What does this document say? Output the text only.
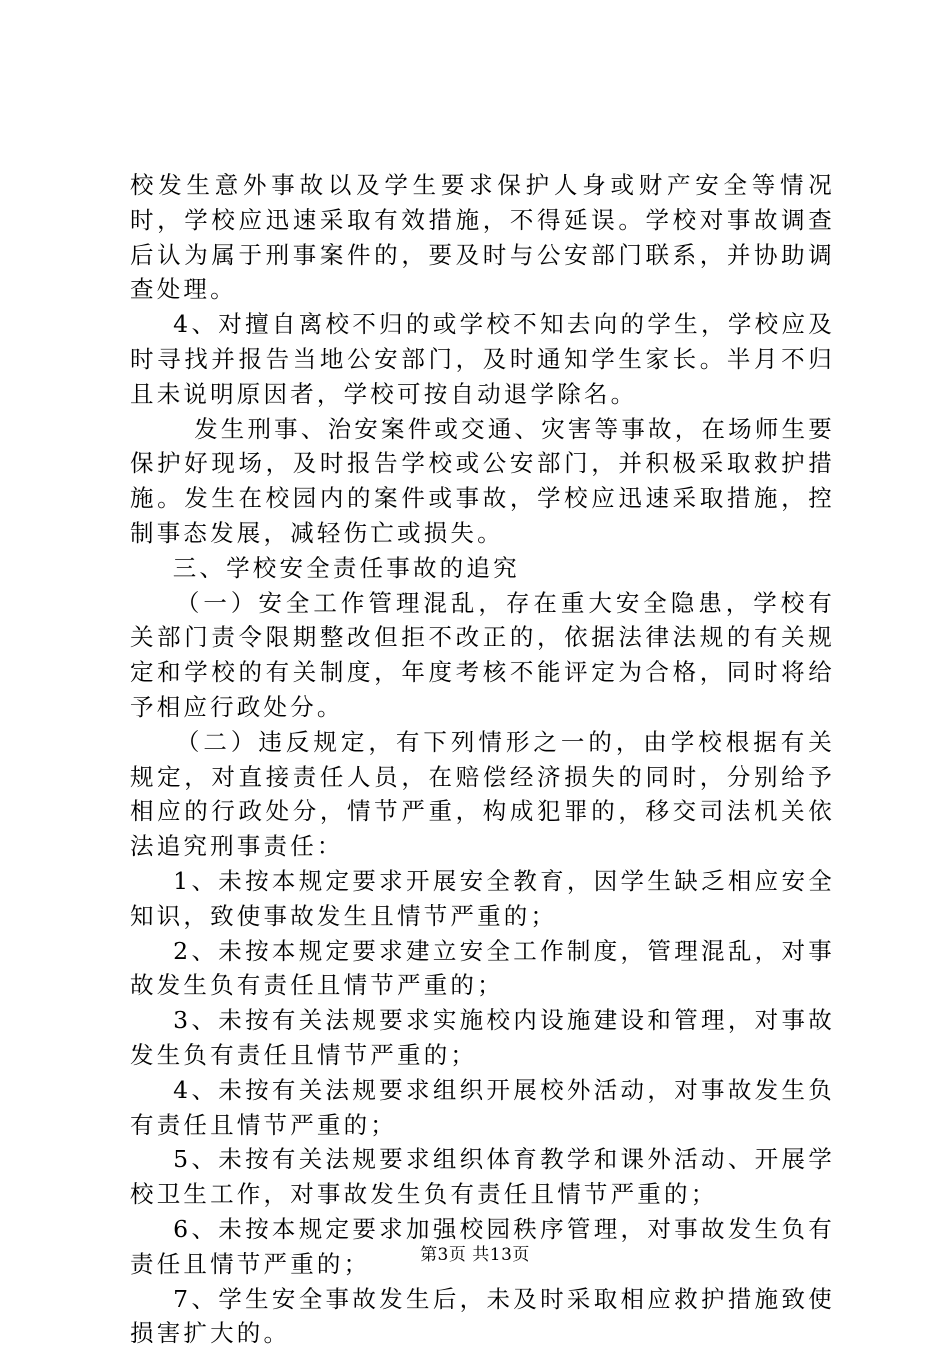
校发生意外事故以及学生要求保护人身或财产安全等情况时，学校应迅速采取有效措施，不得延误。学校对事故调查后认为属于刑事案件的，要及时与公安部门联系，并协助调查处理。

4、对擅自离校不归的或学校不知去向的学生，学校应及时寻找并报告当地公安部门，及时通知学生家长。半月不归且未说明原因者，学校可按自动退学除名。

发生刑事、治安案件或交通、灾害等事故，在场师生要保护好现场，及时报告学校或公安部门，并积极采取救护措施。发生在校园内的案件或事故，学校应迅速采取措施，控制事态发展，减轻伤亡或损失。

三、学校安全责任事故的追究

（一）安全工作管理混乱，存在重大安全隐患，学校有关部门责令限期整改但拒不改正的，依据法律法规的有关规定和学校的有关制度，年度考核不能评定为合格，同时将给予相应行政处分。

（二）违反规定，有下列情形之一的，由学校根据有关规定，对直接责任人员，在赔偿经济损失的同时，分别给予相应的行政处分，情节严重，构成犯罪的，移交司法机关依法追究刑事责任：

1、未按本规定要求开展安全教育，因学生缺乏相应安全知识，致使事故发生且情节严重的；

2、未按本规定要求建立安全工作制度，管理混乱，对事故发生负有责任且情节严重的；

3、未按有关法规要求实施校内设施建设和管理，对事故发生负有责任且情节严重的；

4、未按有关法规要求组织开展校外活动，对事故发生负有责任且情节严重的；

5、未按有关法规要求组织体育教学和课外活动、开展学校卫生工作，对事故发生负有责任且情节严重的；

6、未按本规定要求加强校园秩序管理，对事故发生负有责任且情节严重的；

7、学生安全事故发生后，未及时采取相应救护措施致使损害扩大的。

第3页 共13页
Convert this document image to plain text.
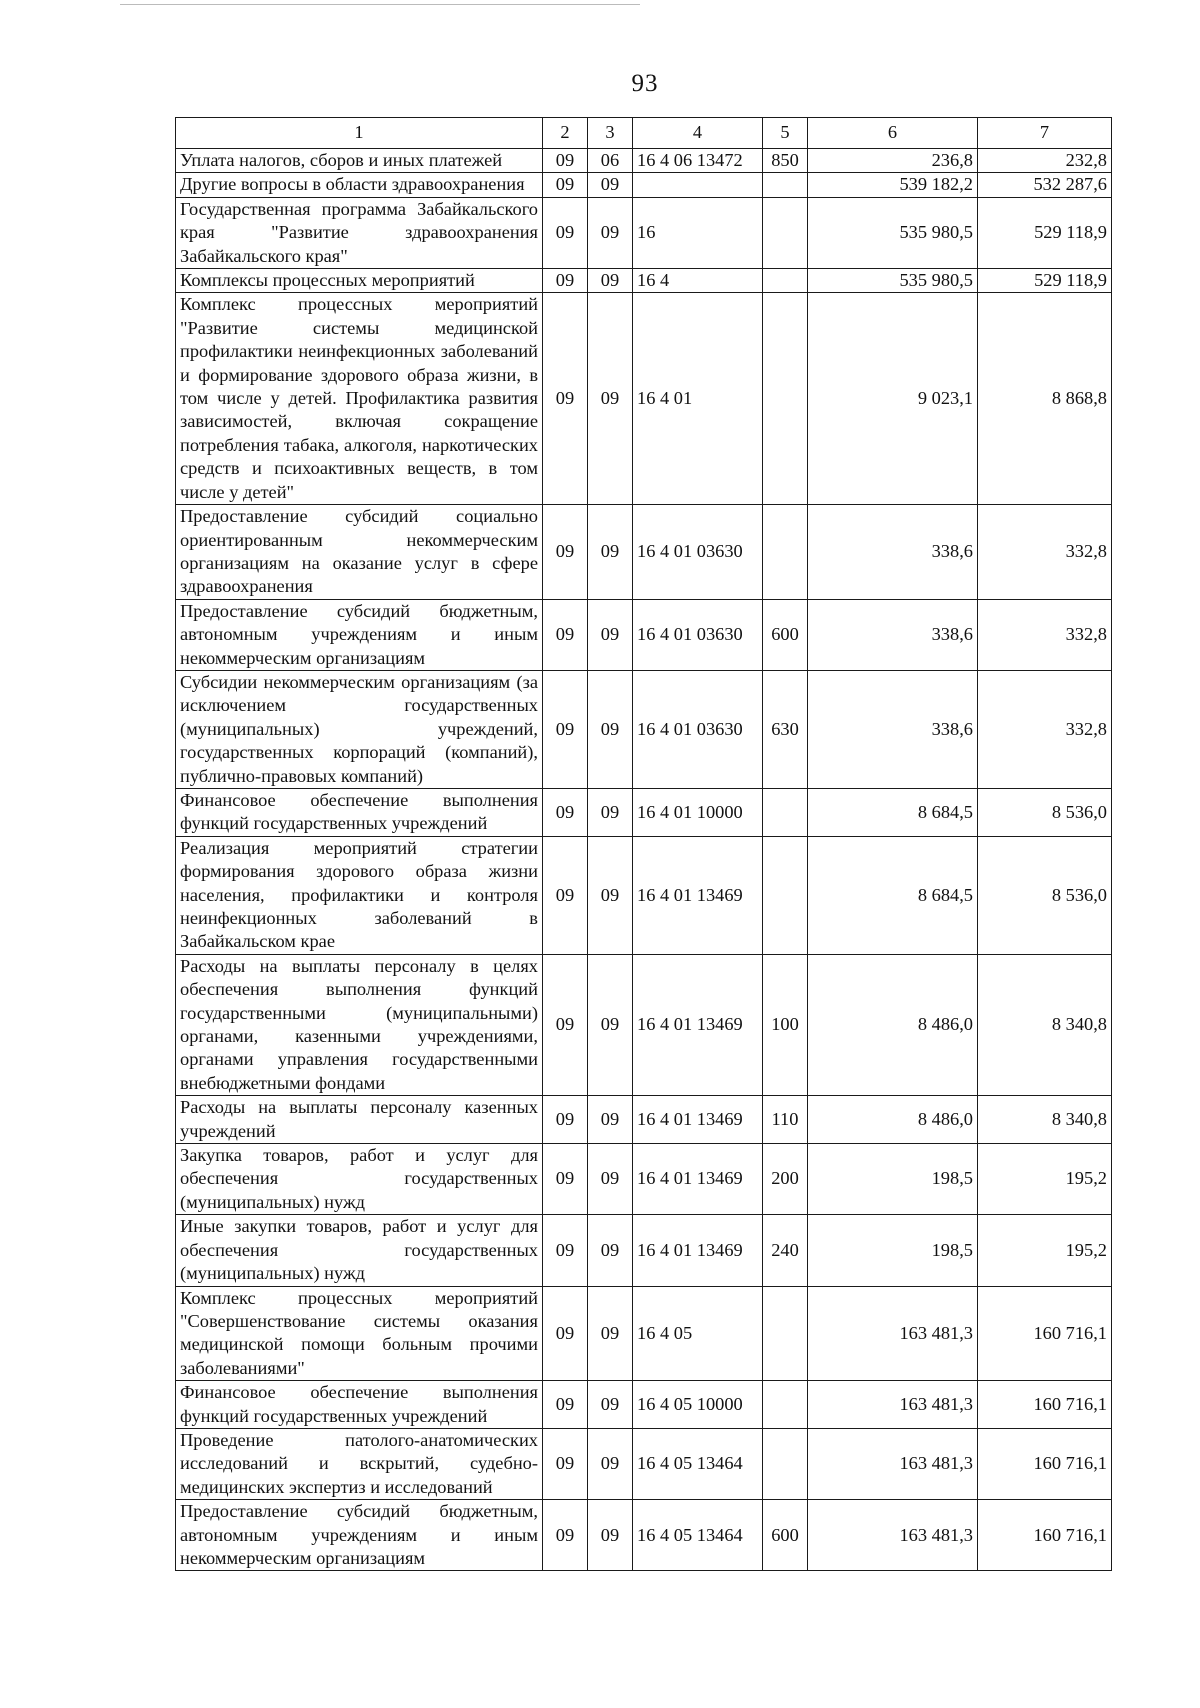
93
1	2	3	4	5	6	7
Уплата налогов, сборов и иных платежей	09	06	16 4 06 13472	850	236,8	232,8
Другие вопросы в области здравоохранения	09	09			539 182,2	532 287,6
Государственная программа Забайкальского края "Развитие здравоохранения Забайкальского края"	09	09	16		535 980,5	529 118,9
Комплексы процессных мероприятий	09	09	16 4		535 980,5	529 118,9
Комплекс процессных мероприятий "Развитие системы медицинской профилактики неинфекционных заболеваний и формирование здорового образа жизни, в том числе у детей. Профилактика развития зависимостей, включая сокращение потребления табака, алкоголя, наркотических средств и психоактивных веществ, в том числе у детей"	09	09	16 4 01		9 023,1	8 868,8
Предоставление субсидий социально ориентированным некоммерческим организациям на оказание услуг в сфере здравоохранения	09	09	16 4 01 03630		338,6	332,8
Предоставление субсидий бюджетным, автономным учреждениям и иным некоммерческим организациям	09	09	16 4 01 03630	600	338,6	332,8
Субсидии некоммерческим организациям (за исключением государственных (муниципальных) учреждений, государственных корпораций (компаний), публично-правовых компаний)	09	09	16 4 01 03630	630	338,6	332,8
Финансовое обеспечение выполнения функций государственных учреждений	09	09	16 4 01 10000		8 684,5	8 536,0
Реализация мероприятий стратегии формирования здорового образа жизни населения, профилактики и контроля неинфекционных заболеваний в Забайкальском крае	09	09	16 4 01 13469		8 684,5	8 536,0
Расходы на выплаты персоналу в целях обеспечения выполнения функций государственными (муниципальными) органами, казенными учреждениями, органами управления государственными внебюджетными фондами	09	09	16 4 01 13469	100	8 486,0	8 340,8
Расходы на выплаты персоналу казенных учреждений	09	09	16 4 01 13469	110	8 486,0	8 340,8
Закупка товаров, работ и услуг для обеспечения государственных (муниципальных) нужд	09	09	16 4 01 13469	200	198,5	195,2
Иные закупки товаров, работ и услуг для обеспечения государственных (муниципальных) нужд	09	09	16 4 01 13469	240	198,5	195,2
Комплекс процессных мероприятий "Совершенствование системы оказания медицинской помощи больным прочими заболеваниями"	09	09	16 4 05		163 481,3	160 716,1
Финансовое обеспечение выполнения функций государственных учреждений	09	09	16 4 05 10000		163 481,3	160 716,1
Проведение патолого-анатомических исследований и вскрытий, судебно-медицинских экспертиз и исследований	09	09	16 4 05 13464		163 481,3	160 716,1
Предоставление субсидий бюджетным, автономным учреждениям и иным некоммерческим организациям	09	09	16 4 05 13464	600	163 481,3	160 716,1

□ □ □ □

◆ WHAT YOU WILL DO
Check every line of the listing for the string "выполнения" and report how many lines have it, as a number alone.

◆ EXERCISE RESULT
3